Flavia Bustreo 07/03/2019
Solo sei Paesi al mondo garantiscono per legge a uomini e donne le stesse possibilità. Questo è quanto emerge dal report pubblicato di recente dalla World Bank “Women, Business and the Law 2019”, che esplora le riforme messe in atto da 187 Paesi negli ultimi dieci anni per regolare l’uguaglianza di genere.

I criteri utilizzati per stilare la classifica sarebbero otto, ovvero le possibilità che avrebbe una donna di: 1) muoversi, 2) trovare un lavoro, 3) essere pagata, 4) sposarsi, 5) avere bambini, 6) avviare un’impresa, 7) gestire il patrimonio e 8) andare in pensione. Questi elementi vengono valutati in una scala da 1 a 100, secondo l’efficacia della legislazione.
Stando a questi parametri, i Paesi più virtuosi sarebbero Belgio, Danimarca, Francia, Lituania, Lussemburgo e Svezia, che totalizzano un punteggio massimo per ogni categoria. Il punteggio medio totalizzato dagli stati si aggirerebbe intorno al 74,71.
I Paesi del Medio Oriente e dell’Africa Sub-sahariana si troverebbero sotto la media (47,37) il che significa (come è noto) che le donne in questi Paesi hanno circa la metà dei diritti legali rispetto agli uomini.
E l’Italia? Secondo il rapporto, l’Italia si collocherebbe al 22° posto, quindi tra le prime posizioni, ma questo dato può essere fuorviante. Nel dettaglio, il nostro Paese avrebbe raggiunto il massimo punteggio nelle seguenti categorie: mobilità , ricerca di lavoro, remunerazione, possibilità di avere figli, aprire un’impresa propria e gestire il patrimonio.

CONSEGNA 1:
Rispondi alle domande seguenti sul testo dedicato al report della World Bank.
(a) Quanti Paesi prende in esame il report?
(b) Intorno a quale valore si aggira il punteggio medio degli stati?
(c) In quale posizione si colloca l'Italia?
CONSEGNA 2:
Indica se ciascuna affermazione concorda con il testo sul report della World Bank. Rispondi sì o no e cita le parole del testo che lo stabiliscono.
(a) I criteri vengono valutati su una scala da 1 a 100.
(b) La Svezia ottiene il punteggio massimo in ogni categoria.
(c) I Paesi del Medio Oriente e dell'Africa Sub-sahariana si trovano sopra la media.
CONSEGNA 3:
Prosegui il testo sul report della World Bank, riprendendo subito dopo la sua ultima frase.

DATI REGISTRATI:
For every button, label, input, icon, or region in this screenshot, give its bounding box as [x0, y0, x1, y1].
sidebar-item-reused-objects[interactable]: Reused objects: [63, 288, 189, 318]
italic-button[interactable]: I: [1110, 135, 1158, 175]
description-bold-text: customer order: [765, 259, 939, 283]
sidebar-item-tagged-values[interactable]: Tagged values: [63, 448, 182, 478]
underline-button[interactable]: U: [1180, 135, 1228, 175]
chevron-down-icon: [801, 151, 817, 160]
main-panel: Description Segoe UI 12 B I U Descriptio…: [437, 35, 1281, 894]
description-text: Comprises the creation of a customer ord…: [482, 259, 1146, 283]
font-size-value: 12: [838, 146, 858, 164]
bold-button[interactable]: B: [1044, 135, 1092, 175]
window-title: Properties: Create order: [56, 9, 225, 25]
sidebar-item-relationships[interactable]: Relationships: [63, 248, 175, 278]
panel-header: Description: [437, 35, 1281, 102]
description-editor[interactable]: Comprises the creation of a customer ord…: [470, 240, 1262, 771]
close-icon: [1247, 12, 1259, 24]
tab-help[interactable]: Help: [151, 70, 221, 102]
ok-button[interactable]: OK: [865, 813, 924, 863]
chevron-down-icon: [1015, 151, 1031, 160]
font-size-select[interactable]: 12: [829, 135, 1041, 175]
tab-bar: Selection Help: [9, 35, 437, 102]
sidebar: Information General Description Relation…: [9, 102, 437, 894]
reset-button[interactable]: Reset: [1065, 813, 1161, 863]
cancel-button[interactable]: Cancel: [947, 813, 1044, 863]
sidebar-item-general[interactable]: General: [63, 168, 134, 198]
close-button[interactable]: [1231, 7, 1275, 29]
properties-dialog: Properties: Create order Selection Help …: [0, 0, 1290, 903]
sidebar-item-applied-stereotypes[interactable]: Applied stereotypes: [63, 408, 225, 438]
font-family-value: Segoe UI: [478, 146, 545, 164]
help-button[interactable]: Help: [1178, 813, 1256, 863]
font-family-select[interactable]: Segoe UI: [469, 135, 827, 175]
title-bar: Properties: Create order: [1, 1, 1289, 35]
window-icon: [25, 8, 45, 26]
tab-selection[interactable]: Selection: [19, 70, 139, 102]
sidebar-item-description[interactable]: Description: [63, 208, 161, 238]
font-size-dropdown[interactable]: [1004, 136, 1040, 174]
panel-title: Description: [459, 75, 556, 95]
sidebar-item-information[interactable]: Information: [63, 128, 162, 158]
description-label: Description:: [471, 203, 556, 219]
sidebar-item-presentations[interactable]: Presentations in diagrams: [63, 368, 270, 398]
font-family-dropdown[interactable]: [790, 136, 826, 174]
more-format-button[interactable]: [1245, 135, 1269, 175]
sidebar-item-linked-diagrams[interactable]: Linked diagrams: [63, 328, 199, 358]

RISULTATO DELL'ESERCIZIO 1:
(a) 187 Paesi.
(b) Intorno al 74,71.
(c) Al 22° posto.

RISULTATO DELL'ESERCIZIO 2:
(a) Sì: "Questi elementi vengono valutati in una scala da 1 a 100, secondo l’efficacia della legislazione".
(b) Sì: "i Paesi più virtuosi sarebbero Belgio, Danimarca, Francia, Lituania, Lussemburgo e Svezia, che totalizzano un punteggio massimo per ogni categoria".
(c) No: "I Paesi del Medio Oriente e dell’Africa Sub-sahariana si troverebbero sotto la media".

RISULTATO DELL'ESERCIZIO 3:
Ci sarebbero ancora dei passi da compiere per quanto riguarda la possibilità di sposarsi (80) e prendere una pensione (75). Questi indicatori sono positivi, ma tuttavia bisogna sottolineare alcuni aspetti. Infatti, i dati devono sempre essere analizzati nella loro complessità, poiché i numeri da soli non sono sufficienti.
Come anticipato si tratta di parametri riguardanti le barriere legali frapposte tra le donne e le le loro aspirazioni nei settori citati. Tuttavia, giova ricordare che parlare de jure e de facto non è la stessa cosa. Pertanto i dati non andrebbero letti automaticamente come una vittoria.
Per esempio, un punteggio di 100 nella categoria “possibilità di avere figli” non significa che le donne in Italia possano scegliere facilmente di essere madri. Vuol dire che le riforme messe in atto nei dieci anni precedenti tutelano la maternità “al massimo livello”, ma si dovrebbe studiare caso per caso nel dettaglio e nel concreto. Inoltre, un indicatore trascurato dal report è quello della salute delle donne.
Certo, il report tratta gli aspetti legati al mondo del lavoro e più in generale dell’empowerment, ma troppo spesso si dimentica di includere questo aspetto nella discussione. Una donna non raggiungerà mai il suo potenziale in campo affettivo e lavorativo se non è in salute. Questo è particolarmente vero nei Paesi in via di sviluppo, dove la partita sui diritti sessuali e riproduttivi è aperta, ma anche in Italia, dove nel dibattito è rientrato il diritto all’aborto, che non deve certo essere strumento sistematico di family planning, ma resta pur sempre un diritto.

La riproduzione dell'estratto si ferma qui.